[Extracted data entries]
○ ○ ○ ○ ○
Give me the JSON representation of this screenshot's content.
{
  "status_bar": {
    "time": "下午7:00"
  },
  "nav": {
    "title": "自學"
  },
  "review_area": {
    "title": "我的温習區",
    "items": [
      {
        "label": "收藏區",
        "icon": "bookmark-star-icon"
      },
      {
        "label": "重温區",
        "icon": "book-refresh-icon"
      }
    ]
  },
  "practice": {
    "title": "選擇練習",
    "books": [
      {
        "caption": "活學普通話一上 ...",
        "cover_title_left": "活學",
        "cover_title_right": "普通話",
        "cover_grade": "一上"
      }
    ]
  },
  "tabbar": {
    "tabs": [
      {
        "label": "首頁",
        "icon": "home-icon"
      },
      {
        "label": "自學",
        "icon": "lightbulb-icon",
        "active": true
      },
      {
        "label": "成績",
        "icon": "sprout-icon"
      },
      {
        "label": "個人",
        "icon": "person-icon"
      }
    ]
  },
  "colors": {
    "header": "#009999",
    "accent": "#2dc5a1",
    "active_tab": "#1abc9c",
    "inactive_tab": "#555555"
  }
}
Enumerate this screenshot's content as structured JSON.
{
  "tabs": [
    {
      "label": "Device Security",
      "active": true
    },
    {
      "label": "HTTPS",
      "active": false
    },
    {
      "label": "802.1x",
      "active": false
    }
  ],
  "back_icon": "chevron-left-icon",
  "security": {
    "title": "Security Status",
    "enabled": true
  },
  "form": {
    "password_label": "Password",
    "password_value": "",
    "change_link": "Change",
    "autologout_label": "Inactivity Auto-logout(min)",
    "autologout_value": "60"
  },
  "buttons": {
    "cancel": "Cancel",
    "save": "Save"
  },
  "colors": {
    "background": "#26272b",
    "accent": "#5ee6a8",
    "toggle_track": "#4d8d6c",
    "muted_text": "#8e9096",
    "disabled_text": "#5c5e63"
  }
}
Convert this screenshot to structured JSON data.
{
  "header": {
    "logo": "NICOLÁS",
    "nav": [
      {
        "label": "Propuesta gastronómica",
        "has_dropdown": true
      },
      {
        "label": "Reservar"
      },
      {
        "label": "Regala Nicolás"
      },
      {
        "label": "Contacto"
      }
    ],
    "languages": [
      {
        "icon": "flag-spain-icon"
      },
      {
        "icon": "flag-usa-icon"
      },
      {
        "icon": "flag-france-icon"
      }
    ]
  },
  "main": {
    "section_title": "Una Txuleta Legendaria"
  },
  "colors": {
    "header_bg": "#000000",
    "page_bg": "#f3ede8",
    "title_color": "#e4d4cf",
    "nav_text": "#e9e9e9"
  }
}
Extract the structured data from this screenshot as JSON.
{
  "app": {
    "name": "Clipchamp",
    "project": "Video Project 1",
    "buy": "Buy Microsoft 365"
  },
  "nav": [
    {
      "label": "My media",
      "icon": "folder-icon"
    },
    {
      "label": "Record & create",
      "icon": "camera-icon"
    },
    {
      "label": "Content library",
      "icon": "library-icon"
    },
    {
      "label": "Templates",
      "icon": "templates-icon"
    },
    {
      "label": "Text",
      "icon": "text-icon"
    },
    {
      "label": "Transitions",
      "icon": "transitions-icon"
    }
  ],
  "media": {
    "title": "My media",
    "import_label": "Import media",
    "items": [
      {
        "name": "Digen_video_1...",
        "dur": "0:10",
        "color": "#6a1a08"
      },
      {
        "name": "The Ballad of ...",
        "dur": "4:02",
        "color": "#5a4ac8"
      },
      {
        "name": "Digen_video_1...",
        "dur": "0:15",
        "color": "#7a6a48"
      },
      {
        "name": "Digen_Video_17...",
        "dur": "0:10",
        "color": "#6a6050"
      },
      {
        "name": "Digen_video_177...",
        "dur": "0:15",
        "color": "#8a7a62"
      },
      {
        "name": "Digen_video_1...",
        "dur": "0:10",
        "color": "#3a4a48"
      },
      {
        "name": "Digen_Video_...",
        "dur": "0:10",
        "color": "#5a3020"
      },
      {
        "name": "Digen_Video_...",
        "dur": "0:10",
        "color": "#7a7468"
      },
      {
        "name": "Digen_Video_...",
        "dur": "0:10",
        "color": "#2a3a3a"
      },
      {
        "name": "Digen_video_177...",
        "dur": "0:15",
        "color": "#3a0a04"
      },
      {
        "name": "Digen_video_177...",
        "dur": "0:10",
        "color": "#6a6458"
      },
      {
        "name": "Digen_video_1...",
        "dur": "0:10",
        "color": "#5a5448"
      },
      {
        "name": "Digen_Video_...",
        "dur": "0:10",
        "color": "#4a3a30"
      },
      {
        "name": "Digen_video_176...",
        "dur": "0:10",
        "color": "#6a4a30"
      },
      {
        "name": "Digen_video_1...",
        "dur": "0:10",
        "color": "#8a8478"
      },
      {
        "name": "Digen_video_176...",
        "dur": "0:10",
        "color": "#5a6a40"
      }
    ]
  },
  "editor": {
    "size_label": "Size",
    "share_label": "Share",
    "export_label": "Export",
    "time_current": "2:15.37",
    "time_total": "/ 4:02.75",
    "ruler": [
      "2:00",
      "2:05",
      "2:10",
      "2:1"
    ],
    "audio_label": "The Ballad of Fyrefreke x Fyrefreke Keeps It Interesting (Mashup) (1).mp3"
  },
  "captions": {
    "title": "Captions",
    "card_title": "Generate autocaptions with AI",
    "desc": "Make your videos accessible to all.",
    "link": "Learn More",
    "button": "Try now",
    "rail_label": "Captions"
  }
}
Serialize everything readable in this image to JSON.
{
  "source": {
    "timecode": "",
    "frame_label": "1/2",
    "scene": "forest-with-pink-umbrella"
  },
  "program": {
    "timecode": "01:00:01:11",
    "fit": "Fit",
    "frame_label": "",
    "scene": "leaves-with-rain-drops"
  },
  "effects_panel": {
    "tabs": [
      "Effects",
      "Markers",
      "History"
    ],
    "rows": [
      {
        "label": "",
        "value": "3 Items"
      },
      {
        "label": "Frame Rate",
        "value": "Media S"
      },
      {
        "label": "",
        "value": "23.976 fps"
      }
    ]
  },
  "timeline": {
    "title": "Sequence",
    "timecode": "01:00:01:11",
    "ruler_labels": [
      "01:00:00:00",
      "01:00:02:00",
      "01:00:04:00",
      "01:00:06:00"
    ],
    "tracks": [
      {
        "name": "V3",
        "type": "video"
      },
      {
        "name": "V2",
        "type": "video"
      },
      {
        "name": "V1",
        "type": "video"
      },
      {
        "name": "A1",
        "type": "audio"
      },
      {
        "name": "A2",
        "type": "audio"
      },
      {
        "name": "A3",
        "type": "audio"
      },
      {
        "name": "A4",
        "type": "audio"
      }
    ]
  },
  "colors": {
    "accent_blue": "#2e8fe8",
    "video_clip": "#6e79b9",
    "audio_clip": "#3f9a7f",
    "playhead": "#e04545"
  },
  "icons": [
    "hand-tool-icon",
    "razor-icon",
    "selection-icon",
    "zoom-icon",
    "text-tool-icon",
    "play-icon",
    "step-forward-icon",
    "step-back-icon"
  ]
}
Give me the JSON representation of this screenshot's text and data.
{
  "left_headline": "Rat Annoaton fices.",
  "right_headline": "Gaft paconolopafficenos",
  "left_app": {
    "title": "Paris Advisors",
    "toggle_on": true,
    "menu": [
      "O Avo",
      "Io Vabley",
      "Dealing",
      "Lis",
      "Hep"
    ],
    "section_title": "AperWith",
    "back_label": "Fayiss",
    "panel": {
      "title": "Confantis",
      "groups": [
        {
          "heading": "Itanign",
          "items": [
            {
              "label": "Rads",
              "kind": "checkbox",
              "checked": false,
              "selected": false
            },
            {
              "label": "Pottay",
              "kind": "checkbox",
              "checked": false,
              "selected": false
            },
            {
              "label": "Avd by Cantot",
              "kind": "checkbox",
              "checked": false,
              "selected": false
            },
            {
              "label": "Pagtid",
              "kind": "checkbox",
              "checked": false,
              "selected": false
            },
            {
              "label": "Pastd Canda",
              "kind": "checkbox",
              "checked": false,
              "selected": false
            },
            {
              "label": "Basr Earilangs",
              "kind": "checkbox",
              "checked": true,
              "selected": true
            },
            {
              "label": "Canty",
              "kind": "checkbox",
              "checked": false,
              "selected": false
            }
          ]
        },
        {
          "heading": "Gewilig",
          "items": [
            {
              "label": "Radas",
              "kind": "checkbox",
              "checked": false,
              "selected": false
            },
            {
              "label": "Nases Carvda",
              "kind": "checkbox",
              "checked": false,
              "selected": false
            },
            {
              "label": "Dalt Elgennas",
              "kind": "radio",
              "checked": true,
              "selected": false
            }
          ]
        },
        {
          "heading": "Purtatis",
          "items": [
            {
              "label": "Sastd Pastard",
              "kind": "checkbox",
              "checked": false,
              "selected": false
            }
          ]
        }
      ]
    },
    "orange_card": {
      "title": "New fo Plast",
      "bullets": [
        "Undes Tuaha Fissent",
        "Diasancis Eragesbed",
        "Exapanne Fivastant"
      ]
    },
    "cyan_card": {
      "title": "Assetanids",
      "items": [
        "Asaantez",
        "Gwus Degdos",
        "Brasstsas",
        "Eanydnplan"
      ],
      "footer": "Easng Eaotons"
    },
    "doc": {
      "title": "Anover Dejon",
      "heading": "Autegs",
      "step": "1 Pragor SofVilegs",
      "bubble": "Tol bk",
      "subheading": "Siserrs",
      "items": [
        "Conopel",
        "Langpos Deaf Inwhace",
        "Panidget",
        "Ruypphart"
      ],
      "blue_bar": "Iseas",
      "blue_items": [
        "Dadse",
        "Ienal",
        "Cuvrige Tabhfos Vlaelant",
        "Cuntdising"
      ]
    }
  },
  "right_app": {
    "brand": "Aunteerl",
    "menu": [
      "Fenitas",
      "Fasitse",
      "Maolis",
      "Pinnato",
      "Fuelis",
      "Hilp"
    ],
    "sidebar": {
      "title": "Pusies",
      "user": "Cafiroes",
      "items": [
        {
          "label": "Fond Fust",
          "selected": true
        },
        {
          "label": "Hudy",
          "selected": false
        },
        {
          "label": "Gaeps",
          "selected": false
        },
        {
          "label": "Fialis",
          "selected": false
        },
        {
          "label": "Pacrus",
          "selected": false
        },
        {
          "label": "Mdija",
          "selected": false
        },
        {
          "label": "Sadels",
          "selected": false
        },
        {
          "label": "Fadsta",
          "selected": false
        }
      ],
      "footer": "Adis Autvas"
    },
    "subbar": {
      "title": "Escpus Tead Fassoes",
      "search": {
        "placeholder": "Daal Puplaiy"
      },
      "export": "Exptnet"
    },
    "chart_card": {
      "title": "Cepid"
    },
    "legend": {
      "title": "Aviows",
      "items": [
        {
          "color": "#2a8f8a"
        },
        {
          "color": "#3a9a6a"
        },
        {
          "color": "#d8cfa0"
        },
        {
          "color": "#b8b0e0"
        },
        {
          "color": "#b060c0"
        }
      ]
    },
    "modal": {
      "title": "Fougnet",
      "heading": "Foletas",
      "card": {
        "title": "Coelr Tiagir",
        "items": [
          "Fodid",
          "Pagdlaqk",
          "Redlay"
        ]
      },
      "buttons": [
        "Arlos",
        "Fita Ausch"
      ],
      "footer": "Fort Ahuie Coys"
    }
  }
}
○ ○ ○ ○ ○
▶ **WHAT IS NEEDED**:
Select all lines with the word "this" from the entries above.

▶ **SOLUTION**:
Give me the JSON representation of this screenshot's content.
Enumerate this screenshot's content as structured JSON.
Convert this screenshot to structured JSON data.
Extract the structured data from this screenshot as JSON.
Serialize everything readable in this image to JSON.
Give me the JSON representation of this screenshot's text and data.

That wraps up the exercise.